**STATED EXERCISE:** Exactly repeat the full listing that follows.

[Stored entries]
────────────────────

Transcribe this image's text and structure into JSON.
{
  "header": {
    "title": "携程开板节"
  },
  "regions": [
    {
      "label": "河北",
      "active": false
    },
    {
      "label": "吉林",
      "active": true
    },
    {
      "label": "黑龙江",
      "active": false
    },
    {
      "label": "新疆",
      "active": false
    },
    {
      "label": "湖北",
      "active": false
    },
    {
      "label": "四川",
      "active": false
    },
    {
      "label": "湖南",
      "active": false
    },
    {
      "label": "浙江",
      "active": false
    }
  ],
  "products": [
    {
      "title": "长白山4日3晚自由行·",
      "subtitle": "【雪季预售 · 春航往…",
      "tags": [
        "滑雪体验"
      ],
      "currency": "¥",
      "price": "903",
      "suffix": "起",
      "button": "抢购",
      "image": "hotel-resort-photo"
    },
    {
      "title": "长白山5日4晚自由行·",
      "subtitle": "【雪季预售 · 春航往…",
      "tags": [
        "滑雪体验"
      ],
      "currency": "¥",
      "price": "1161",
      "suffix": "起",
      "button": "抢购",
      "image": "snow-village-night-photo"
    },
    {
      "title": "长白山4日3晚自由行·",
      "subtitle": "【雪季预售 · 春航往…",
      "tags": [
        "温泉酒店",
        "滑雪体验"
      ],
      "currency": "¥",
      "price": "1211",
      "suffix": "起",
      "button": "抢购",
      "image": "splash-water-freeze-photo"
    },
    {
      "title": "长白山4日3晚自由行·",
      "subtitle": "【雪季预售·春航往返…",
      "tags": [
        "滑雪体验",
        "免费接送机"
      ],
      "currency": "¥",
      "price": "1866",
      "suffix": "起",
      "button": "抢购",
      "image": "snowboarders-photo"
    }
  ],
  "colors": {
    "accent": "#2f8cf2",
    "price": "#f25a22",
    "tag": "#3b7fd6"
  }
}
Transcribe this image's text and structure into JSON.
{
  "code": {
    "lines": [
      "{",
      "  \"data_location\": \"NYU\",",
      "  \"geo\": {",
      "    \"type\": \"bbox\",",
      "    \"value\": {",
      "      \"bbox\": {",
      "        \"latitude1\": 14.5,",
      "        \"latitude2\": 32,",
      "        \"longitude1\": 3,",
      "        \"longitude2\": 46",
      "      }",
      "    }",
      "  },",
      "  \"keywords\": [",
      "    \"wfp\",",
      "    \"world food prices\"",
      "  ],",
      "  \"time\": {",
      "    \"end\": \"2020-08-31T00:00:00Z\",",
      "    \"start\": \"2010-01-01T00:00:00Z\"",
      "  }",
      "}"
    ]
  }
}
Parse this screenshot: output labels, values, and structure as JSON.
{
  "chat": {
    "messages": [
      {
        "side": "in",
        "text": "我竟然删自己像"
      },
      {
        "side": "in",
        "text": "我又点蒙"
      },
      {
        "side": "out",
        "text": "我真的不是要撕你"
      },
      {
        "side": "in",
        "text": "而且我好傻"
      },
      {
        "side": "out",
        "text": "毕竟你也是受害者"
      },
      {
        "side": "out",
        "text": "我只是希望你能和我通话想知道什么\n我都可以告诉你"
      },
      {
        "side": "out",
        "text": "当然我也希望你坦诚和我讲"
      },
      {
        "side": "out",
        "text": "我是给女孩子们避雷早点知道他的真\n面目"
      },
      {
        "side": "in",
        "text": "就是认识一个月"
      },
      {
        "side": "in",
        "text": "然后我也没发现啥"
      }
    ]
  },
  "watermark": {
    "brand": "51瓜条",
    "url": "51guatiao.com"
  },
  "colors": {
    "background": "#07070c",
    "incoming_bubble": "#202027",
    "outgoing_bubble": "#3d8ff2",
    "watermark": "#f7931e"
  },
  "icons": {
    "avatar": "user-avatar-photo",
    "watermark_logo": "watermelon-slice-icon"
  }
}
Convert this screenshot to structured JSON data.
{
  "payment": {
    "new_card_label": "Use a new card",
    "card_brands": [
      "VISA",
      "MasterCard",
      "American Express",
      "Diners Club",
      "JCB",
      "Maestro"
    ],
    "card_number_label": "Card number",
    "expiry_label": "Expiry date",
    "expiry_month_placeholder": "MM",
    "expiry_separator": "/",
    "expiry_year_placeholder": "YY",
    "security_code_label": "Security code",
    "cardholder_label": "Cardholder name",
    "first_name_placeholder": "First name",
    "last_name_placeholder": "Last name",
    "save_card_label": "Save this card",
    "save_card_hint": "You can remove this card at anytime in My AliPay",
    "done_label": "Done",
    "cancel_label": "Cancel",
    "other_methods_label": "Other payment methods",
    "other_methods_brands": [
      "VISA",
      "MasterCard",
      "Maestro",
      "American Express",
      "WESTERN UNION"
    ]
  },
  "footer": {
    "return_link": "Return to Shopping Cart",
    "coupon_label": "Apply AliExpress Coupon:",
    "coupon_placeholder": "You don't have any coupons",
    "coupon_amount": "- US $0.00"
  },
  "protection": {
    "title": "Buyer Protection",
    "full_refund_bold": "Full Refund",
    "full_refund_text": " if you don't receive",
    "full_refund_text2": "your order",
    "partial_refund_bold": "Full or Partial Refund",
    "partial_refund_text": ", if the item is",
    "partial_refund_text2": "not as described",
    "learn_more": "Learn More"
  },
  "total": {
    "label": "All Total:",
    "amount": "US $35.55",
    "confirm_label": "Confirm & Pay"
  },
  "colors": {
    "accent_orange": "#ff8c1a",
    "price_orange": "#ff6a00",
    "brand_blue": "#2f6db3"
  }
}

────────────────────

**SOLUTION FOR THIS EXERCISE:**
Transcribe this image's text and structure into JSON.
{
  "header": {
    "title": "携程开板节"
  },
  "regions": [
    {
      "label": "河北",
      "active": false
    },
    {
      "label": "吉林",
      "active": true
    },
    {
      "label": "黑龙江",
      "active": false
    },
    {
      "label": "新疆",
      "active": false
    },
    {
      "label": "湖北",
      "active": false
    },
    {
      "label": "四川",
      "active": false
    },
    {
      "label": "湖南",
      "active": false
    },
    {
      "label": "浙江",
      "active": false
    }
  ],
  "products": [
    {
      "title": "长白山4日3晚自由行·",
      "subtitle": "【雪季预售 · 春航往…",
      "tags": [
        "滑雪体验"
      ],
      "currency": "¥",
      "price": "903",
      "suffix": "起",
      "button": "抢购",
      "image": "hotel-resort-photo"
    },
    {
      "title": "长白山5日4晚自由行·",
      "subtitle": "【雪季预售 · 春航往…",
      "tags": [
        "滑雪体验"
      ],
      "currency": "¥",
      "price": "1161",
      "suffix": "起",
      "button": "抢购",
      "image": "snow-village-night-photo"
    },
    {
      "title": "长白山4日3晚自由行·",
      "subtitle": "【雪季预售 · 春航往…",
      "tags": [
        "温泉酒店",
        "滑雪体验"
      ],
      "currency": "¥",
      "price": "1211",
      "suffix": "起",
      "button": "抢购",
      "image": "splash-water-freeze-photo"
    },
    {
      "title": "长白山4日3晚自由行·",
      "subtitle": "【雪季预售·春航往返…",
      "tags": [
        "滑雪体验",
        "免费接送机"
      ],
      "currency": "¥",
      "price": "1866",
      "suffix": "起",
      "button": "抢购",
      "image": "snowboarders-photo"
    }
  ],
  "colors": {
    "accent": "#2f8cf2",
    "price": "#f25a22",
    "tag": "#3b7fd6"
  }
}
Transcribe this image's text and structure into JSON.
{
  "code": {
    "lines": [
      "{",
      "  \"data_location\": \"NYU\",",
      "  \"geo\": {",
      "    \"type\": \"bbox\",",
      "    \"value\": {",
      "      \"bbox\": {",
      "        \"latitude1\": 14.5,",
      "        \"latitude2\": 32,",
      "        \"longitude1\": 3,",
      "        \"longitude2\": 46",
      "      }",
      "    }",
      "  },",
      "  \"keywords\": [",
      "    \"wfp\",",
      "    \"world food prices\"",
      "  ],",
      "  \"time\": {",
      "    \"end\": \"2020-08-31T00:00:00Z\",",
      "    \"start\": \"2010-01-01T00:00:00Z\"",
      "  }",
      "}"
    ]
  }
}
Parse this screenshot: output labels, values, and structure as JSON.
{
  "chat": {
    "messages": [
      {
        "side": "in",
        "text": "我竟然删自己像"
      },
      {
        "side": "in",
        "text": "我又点蒙"
      },
      {
        "side": "out",
        "text": "我真的不是要撕你"
      },
      {
        "side": "in",
        "text": "而且我好傻"
      },
      {
        "side": "out",
        "text": "毕竟你也是受害者"
      },
      {
        "side": "out",
        "text": "我只是希望你能和我通话想知道什么\n我都可以告诉你"
      },
      {
        "side": "out",
        "text": "当然我也希望你坦诚和我讲"
      },
      {
        "side": "out",
        "text": "我是给女孩子们避雷早点知道他的真\n面目"
      },
      {
        "side": "in",
        "text": "就是认识一个月"
      },
      {
        "side": "in",
        "text": "然后我也没发现啥"
      }
    ]
  },
  "watermark": {
    "brand": "51瓜条",
    "url": "51guatiao.com"
  },
  "colors": {
    "background": "#07070c",
    "incoming_bubble": "#202027",
    "outgoing_bubble": "#3d8ff2",
    "watermark": "#f7931e"
  },
  "icons": {
    "avatar": "user-avatar-photo",
    "watermark_logo": "watermelon-slice-icon"
  }
}
Convert this screenshot to structured JSON data.
{
  "payment": {
    "new_card_label": "Use a new card",
    "card_brands": [
      "VISA",
      "MasterCard",
      "American Express",
      "Diners Club",
      "JCB",
      "Maestro"
    ],
    "card_number_label": "Card number",
    "expiry_label": "Expiry date",
    "expiry_month_placeholder": "MM",
    "expiry_separator": "/",
    "expiry_year_placeholder": "YY",
    "security_code_label": "Security code",
    "cardholder_label": "Cardholder name",
    "first_name_placeholder": "First name",
    "last_name_placeholder": "Last name",
    "save_card_label": "Save this card",
    "save_card_hint": "You can remove this card at anytime in My AliPay",
    "done_label": "Done",
    "cancel_label": "Cancel",
    "other_methods_label": "Other payment methods",
    "other_methods_brands": [
      "VISA",
      "MasterCard",
      "Maestro",
      "American Express",
      "WESTERN UNION"
    ]
  },
  "footer": {
    "return_link": "Return to Shopping Cart",
    "coupon_label": "Apply AliExpress Coupon:",
    "coupon_placeholder": "You don't have any coupons",
    "coupon_amount": "- US $0.00"
  },
  "protection": {
    "title": "Buyer Protection",
    "full_refund_bold": "Full Refund",
    "full_refund_text": " if you don't receive",
    "full_refund_text2": "your order",
    "partial_refund_bold": "Full or Partial Refund",
    "partial_refund_text": ", if the item is",
    "partial_refund_text2": "not as described",
    "learn_more": "Learn More"
  },
  "total": {
    "label": "All Total:",
    "amount": "US $35.55",
    "confirm_label": "Confirm & Pay"
  },
  "colors": {
    "accent_orange": "#ff8c1a",
    "price_orange": "#ff6a00",
    "brand_blue": "#2f6db3"
  }
}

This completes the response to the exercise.